(Stored data)
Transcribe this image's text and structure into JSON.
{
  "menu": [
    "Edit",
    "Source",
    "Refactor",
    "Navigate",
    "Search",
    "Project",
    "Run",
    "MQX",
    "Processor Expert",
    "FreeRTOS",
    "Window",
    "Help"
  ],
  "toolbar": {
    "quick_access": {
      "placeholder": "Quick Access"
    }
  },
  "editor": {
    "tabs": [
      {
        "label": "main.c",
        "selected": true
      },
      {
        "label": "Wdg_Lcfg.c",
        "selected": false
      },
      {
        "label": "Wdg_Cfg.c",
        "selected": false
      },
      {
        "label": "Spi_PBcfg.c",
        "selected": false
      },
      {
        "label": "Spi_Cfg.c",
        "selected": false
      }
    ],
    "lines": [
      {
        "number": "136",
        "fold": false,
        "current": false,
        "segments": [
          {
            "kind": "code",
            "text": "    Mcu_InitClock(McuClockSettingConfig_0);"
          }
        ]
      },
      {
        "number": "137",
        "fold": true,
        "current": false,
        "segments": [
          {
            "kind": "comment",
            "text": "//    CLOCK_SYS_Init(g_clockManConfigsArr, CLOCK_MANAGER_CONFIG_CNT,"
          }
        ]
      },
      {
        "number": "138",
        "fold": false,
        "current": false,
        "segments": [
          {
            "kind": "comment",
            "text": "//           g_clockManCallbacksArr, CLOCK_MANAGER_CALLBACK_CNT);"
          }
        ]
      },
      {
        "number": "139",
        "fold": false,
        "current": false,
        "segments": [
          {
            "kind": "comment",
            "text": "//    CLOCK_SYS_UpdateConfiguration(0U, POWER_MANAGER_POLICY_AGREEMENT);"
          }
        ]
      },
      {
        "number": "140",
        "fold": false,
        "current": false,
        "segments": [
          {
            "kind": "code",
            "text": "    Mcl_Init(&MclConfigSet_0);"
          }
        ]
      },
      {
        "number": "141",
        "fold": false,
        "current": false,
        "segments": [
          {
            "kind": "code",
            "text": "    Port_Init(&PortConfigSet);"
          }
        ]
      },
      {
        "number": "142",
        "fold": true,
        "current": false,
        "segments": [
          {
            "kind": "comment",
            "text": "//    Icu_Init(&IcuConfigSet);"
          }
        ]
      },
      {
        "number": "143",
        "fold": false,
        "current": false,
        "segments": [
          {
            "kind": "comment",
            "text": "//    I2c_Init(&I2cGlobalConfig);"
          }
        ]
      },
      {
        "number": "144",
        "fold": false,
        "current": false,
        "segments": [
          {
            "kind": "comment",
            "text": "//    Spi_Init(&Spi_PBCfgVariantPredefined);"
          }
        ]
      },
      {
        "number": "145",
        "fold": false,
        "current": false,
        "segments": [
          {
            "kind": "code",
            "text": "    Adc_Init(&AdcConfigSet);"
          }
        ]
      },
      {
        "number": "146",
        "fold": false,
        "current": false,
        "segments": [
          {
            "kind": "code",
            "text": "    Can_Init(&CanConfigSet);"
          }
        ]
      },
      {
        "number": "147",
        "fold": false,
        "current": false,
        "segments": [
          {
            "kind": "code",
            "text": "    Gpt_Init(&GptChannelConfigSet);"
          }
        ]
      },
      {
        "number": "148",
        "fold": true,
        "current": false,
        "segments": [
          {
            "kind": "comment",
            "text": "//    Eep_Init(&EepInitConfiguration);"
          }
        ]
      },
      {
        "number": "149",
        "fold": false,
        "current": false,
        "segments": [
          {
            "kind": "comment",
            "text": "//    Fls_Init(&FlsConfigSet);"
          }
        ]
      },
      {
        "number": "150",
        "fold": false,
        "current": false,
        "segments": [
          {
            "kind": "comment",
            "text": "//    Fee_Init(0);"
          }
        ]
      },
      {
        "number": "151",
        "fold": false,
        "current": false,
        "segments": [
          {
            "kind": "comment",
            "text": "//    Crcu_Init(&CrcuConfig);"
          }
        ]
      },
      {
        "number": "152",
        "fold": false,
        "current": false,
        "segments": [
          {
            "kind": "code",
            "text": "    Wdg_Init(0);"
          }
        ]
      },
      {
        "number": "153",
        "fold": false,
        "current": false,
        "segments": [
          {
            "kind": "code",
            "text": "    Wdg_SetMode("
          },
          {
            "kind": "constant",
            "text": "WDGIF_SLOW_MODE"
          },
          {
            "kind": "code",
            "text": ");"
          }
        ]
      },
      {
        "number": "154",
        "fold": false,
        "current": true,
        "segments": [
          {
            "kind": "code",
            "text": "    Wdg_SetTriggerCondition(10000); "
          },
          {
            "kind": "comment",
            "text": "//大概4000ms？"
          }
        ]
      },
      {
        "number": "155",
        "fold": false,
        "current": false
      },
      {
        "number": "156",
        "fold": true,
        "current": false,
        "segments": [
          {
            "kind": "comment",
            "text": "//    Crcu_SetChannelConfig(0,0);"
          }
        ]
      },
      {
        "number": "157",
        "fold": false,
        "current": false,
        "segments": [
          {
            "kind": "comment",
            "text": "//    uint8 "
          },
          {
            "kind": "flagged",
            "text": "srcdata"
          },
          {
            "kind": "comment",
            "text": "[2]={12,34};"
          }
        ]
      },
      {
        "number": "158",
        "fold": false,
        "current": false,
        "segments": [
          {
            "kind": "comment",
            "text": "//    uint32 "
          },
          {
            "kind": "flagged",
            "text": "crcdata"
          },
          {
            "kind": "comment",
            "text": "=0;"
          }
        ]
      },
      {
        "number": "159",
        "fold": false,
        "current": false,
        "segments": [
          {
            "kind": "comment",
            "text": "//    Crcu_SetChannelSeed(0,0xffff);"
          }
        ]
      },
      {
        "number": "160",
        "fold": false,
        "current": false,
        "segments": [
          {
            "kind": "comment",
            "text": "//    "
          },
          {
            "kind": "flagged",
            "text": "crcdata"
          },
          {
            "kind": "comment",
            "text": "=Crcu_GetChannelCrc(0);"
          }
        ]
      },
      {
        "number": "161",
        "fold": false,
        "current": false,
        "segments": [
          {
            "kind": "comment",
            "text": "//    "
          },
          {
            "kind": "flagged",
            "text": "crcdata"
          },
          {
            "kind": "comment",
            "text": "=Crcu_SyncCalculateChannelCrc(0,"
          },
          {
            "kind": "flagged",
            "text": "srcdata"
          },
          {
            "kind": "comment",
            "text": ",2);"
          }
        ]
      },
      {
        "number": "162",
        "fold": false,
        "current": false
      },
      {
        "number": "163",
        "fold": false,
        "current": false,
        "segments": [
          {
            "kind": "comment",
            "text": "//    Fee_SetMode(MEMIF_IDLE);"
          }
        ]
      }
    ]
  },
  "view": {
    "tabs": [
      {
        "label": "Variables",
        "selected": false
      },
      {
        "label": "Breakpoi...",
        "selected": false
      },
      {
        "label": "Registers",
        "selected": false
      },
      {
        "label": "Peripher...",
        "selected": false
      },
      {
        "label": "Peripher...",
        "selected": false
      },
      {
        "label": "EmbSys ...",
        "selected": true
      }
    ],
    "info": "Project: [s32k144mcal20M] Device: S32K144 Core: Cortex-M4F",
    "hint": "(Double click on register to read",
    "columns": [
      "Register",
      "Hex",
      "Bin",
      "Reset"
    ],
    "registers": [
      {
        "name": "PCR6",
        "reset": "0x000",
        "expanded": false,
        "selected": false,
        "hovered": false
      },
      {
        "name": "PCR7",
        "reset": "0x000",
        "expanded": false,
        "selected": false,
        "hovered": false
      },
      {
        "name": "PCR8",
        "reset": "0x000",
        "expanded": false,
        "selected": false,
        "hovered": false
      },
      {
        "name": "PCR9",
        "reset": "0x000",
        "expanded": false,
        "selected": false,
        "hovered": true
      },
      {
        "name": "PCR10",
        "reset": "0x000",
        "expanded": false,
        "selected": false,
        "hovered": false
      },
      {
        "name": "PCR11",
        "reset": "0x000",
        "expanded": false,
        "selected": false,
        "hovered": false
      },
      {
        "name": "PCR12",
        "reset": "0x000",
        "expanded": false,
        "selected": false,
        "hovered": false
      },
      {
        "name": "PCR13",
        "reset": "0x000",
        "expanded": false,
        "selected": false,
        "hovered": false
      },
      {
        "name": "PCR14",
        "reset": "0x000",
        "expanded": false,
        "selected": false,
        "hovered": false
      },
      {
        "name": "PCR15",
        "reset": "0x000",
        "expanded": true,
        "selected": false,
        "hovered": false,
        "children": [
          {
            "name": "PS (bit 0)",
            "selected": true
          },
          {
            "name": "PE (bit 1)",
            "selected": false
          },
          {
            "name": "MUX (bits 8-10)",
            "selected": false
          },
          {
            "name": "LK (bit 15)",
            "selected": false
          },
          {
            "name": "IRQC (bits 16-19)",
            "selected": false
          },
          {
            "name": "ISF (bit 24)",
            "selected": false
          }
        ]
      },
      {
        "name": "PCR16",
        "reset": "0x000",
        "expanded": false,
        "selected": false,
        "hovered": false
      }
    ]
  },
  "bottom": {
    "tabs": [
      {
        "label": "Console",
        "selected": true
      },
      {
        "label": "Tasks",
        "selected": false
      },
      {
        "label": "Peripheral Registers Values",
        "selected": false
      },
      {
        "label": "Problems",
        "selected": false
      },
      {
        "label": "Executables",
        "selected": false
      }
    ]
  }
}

AIM ::
Scan the material above for the string "bits" and return the lines that hold it.

FULL RESPONSE ::
            "name": "MUX (bits 8-10)",
            "name": "IRQC (bits 16-19)",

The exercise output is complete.